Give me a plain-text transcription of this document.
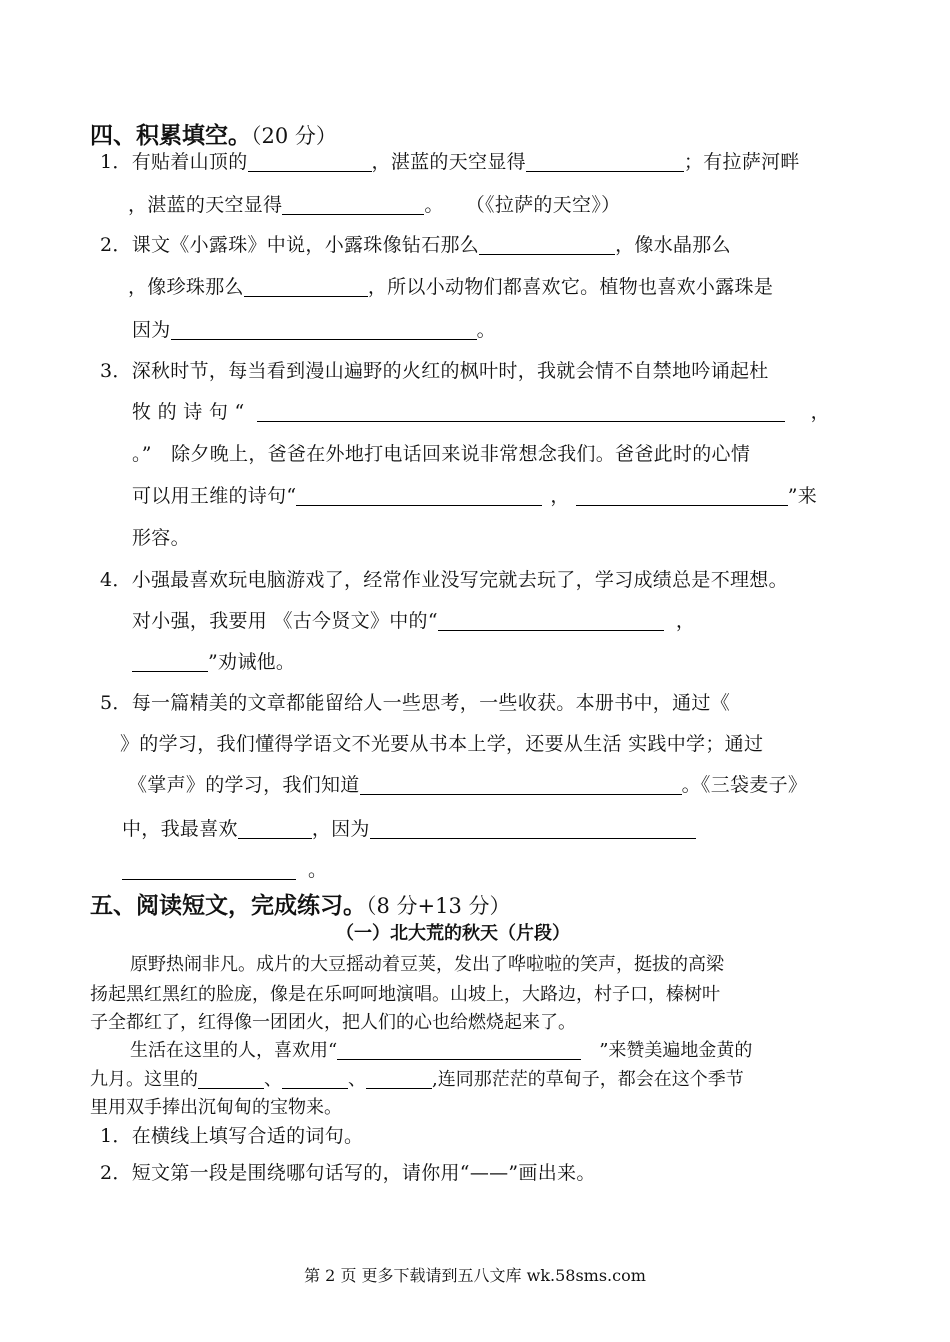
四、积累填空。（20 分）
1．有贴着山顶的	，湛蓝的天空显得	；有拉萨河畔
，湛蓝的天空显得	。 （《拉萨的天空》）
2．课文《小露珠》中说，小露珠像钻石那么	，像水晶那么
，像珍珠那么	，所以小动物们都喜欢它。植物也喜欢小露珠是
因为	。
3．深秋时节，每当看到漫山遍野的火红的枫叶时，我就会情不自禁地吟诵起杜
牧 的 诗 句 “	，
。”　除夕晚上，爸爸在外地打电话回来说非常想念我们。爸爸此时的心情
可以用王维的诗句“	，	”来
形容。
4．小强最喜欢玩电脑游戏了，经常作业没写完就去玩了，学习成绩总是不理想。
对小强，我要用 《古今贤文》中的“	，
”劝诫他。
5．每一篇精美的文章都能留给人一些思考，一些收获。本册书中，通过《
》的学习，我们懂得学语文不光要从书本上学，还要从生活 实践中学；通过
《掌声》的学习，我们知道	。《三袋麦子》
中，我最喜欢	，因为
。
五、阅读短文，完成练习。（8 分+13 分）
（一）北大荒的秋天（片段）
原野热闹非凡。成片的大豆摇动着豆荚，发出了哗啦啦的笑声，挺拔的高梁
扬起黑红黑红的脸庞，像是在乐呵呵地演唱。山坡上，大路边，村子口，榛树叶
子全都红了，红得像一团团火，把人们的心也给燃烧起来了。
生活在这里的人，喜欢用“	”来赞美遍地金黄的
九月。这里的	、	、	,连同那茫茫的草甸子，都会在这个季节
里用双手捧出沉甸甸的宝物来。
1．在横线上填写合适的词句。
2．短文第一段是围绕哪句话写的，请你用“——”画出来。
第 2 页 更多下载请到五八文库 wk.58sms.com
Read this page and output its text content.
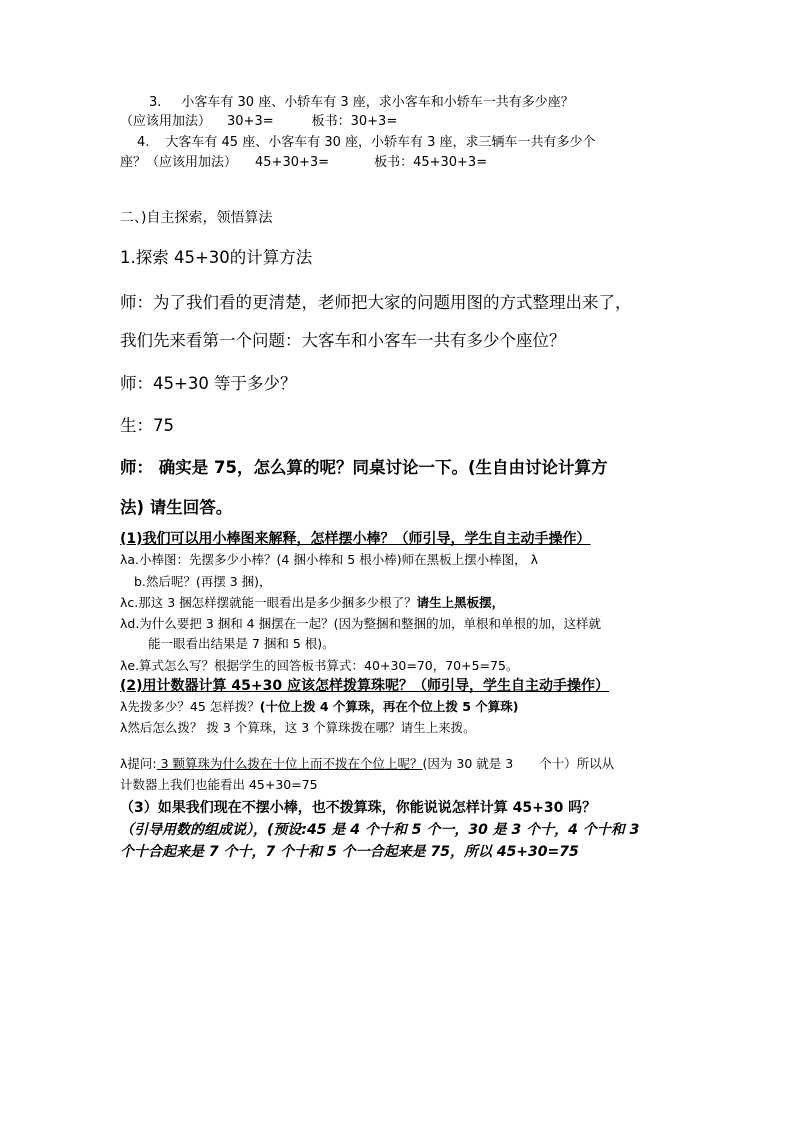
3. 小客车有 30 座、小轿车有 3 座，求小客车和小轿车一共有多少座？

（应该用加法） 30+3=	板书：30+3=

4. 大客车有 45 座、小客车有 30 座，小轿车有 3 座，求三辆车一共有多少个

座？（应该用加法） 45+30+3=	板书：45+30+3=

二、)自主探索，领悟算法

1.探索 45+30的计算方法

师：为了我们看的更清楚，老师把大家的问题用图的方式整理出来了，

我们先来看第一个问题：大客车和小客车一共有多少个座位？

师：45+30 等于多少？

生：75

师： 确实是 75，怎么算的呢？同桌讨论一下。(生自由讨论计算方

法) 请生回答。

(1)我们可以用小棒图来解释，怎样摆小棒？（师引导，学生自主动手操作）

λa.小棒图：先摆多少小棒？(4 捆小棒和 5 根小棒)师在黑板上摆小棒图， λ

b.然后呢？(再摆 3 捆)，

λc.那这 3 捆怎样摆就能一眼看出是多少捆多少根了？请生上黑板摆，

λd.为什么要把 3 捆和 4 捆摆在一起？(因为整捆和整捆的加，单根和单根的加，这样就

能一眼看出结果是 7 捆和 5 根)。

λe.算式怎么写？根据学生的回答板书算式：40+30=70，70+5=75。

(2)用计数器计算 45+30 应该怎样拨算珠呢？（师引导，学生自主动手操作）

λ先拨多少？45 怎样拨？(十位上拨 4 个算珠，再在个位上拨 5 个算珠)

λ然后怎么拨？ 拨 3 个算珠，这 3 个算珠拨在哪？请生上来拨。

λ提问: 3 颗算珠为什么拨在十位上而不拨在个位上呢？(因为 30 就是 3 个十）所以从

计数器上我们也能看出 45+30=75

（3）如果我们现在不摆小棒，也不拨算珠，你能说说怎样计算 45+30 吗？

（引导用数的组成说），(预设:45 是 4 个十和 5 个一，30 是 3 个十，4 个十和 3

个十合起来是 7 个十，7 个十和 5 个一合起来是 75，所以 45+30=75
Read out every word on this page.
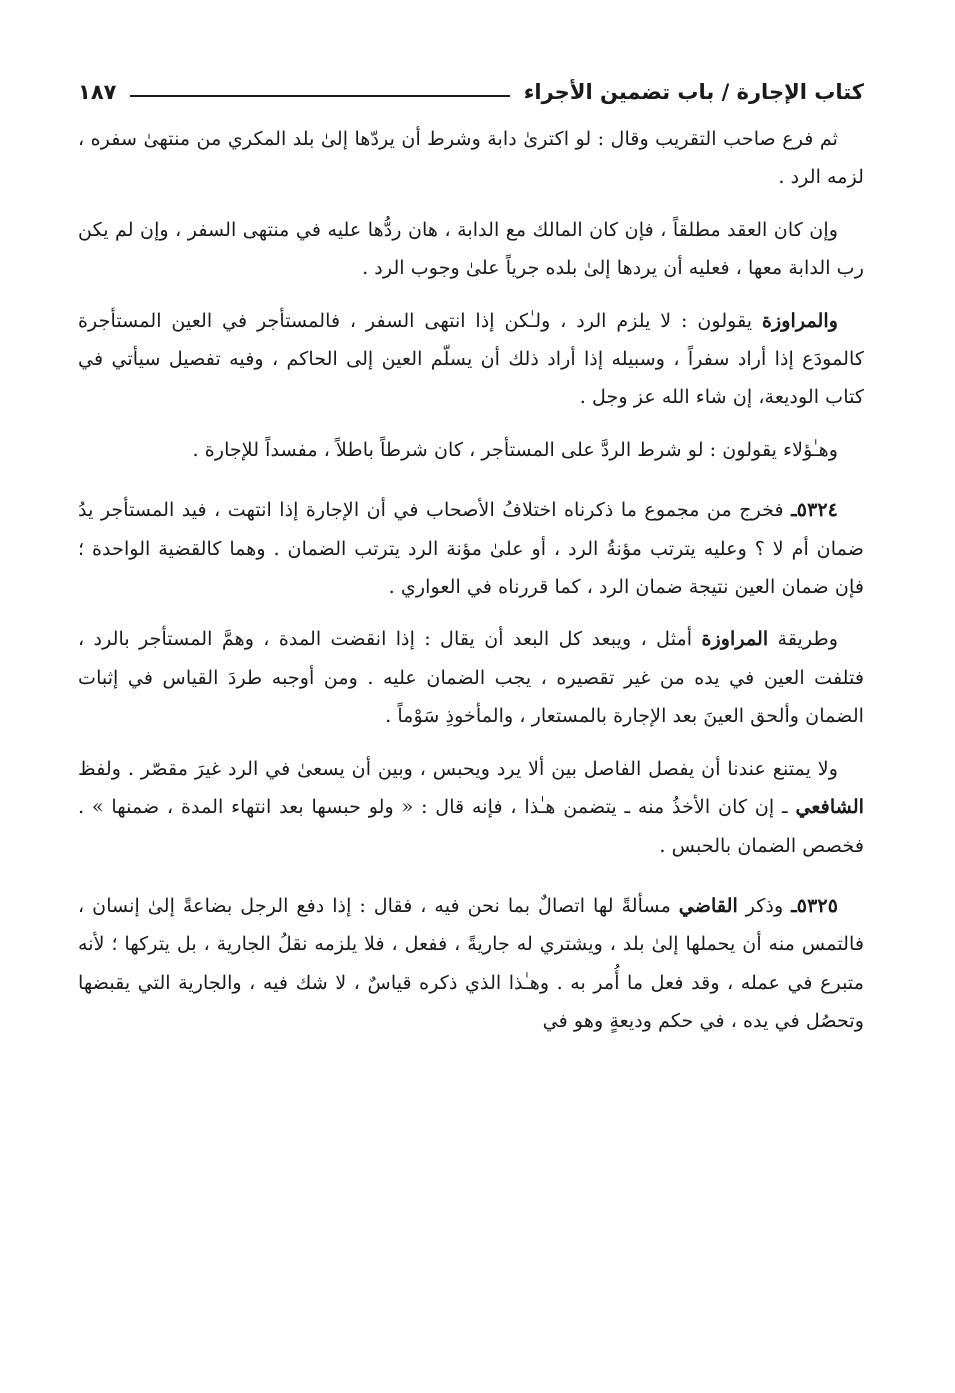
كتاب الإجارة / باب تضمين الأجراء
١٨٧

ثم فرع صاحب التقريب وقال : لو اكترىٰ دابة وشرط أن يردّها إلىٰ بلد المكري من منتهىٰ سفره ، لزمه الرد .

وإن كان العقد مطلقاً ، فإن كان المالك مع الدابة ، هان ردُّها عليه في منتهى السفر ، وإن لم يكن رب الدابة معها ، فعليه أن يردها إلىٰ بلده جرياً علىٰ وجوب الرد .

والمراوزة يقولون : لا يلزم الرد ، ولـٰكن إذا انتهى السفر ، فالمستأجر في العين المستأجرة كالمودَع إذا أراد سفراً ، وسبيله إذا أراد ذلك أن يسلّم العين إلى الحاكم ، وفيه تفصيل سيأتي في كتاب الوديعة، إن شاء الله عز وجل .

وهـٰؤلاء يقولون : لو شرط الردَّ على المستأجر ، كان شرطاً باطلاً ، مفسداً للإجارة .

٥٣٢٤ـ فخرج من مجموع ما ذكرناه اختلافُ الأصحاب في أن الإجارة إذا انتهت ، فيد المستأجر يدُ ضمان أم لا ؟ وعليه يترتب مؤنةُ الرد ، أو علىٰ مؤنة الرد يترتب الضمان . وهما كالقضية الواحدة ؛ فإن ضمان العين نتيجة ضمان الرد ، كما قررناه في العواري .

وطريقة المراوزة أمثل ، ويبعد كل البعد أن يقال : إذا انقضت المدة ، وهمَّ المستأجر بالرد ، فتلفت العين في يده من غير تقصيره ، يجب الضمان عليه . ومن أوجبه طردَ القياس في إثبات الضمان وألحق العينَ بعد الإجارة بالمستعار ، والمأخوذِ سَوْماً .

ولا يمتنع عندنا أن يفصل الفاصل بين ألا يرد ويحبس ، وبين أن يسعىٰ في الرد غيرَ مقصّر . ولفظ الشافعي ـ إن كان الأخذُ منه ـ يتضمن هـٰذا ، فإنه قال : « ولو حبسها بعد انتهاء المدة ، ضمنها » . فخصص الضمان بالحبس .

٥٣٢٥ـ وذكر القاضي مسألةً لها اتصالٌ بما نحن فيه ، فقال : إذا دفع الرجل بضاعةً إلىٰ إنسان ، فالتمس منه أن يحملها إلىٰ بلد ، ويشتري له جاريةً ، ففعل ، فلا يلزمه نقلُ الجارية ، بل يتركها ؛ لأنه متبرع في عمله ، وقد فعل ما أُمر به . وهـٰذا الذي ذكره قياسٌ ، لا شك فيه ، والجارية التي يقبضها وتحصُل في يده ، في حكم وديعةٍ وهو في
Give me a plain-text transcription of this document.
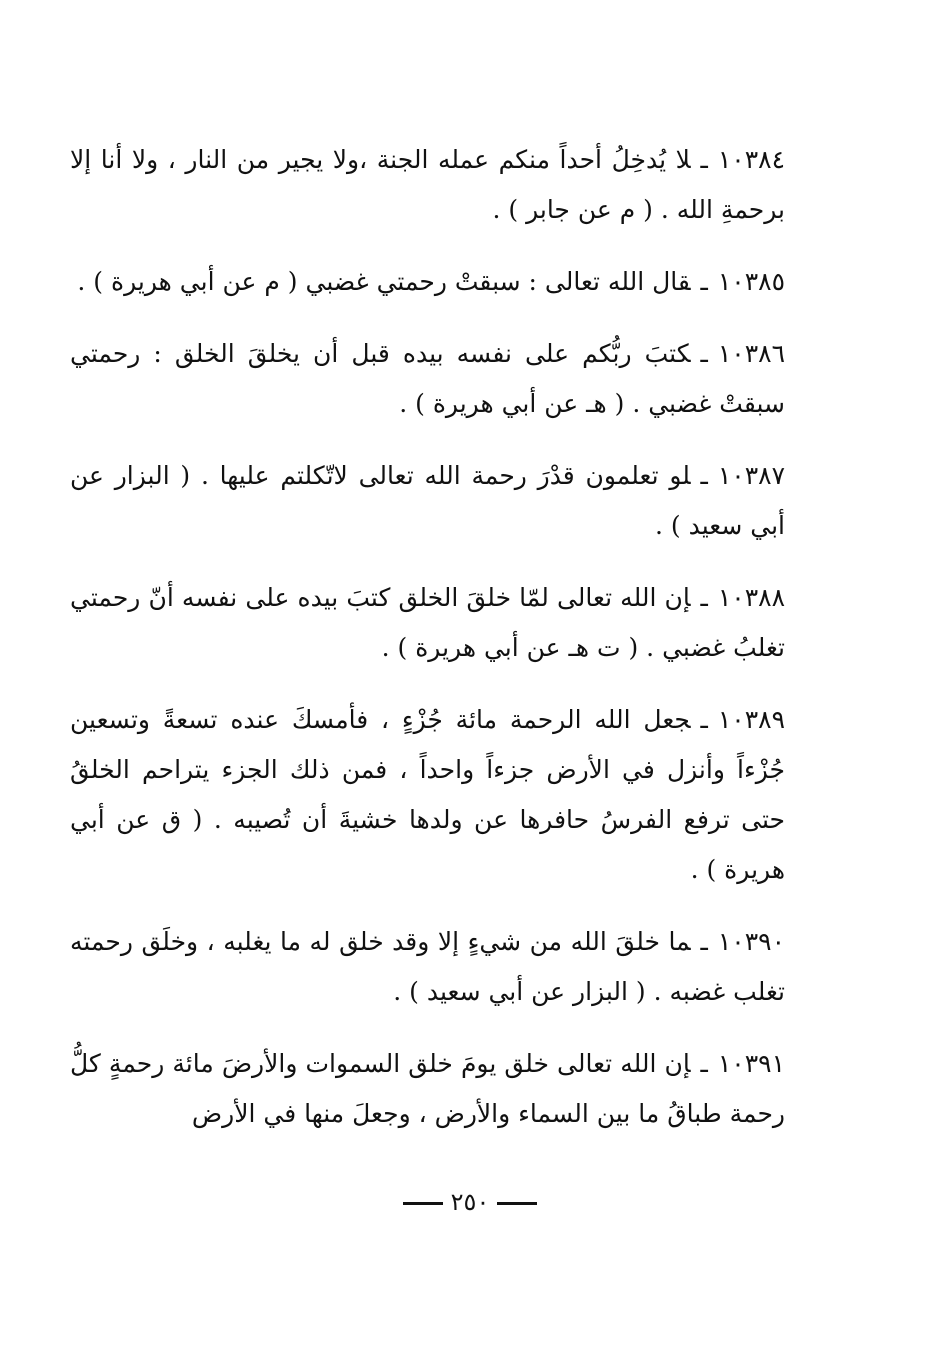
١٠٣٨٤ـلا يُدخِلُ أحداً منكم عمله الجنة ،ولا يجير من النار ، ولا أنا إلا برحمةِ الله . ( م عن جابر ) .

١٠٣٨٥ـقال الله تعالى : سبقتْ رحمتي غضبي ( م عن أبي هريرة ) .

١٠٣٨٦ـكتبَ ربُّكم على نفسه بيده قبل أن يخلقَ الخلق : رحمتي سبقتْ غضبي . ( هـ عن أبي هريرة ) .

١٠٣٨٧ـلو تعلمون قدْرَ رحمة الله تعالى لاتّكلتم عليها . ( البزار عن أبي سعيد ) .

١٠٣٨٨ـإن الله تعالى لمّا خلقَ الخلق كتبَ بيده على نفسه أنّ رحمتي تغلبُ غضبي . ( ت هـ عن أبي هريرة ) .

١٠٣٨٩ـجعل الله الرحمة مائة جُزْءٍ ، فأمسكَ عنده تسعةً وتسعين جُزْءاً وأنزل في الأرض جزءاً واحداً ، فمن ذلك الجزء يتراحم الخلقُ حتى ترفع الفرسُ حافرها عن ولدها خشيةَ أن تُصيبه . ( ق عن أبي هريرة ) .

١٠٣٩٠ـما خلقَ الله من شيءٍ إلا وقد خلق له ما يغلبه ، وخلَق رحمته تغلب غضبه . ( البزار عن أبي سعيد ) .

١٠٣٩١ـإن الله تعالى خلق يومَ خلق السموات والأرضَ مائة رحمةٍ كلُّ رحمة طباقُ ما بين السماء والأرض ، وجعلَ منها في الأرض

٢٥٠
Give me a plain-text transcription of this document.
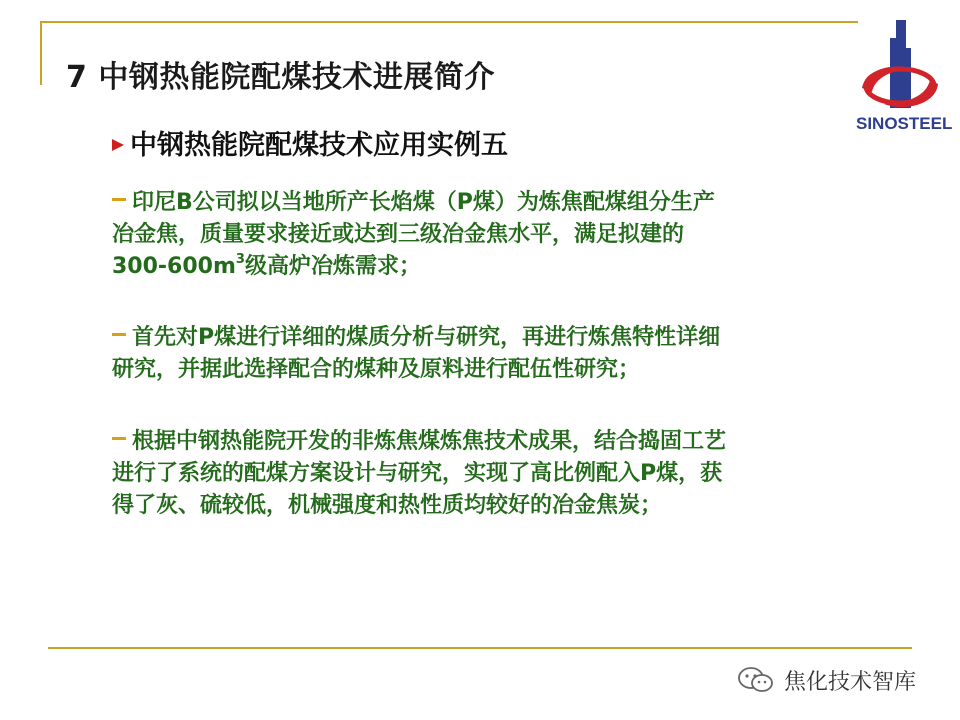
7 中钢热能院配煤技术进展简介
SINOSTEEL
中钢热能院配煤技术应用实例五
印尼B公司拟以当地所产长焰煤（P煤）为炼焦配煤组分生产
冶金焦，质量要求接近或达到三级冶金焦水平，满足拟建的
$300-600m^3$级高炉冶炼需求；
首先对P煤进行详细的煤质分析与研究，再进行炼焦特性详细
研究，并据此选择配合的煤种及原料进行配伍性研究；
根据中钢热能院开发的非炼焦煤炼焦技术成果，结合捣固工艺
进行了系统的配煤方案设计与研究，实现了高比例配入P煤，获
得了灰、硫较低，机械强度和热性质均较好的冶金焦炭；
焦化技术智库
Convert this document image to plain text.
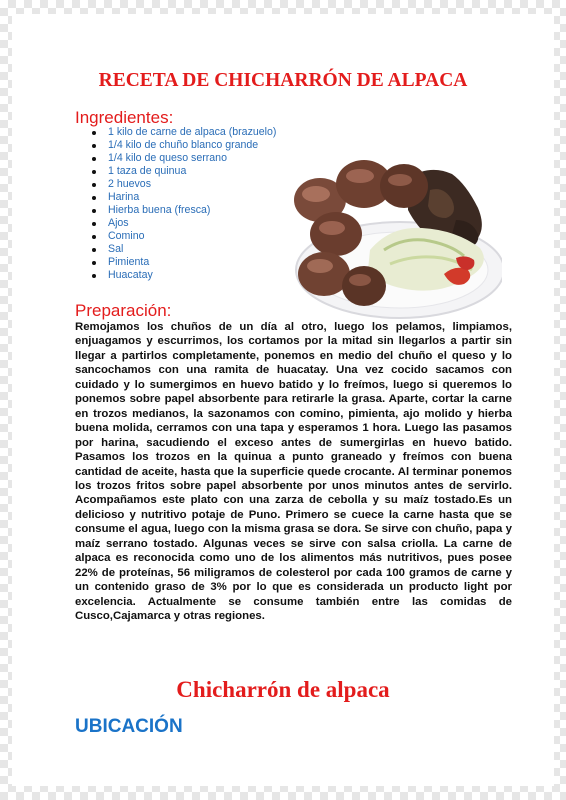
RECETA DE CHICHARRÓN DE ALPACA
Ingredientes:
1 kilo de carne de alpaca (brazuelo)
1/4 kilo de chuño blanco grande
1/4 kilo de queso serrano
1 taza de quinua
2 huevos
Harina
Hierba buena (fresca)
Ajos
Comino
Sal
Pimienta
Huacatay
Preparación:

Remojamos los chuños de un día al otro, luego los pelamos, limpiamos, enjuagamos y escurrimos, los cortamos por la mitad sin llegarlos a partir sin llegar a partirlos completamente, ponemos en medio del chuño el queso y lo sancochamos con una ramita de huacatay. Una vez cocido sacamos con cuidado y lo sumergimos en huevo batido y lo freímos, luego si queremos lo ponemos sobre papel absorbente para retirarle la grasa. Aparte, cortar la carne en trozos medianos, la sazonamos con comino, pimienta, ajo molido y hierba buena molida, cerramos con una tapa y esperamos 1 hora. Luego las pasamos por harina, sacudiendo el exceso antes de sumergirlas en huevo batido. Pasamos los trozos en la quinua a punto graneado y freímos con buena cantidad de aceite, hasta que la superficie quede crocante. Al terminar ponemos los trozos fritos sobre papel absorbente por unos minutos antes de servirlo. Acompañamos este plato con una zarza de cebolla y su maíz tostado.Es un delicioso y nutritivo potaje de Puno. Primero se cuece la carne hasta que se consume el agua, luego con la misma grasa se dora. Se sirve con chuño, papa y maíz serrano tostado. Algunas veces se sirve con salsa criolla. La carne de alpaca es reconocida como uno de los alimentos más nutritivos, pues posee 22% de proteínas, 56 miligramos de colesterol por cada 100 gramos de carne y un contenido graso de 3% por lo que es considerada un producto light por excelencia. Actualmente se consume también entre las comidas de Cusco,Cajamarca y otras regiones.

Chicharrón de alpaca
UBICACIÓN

+++++

Copy every line in the records above that contains the word "page".

» **Correct output**:
Read this page and output its text content.
Read out every word on this page.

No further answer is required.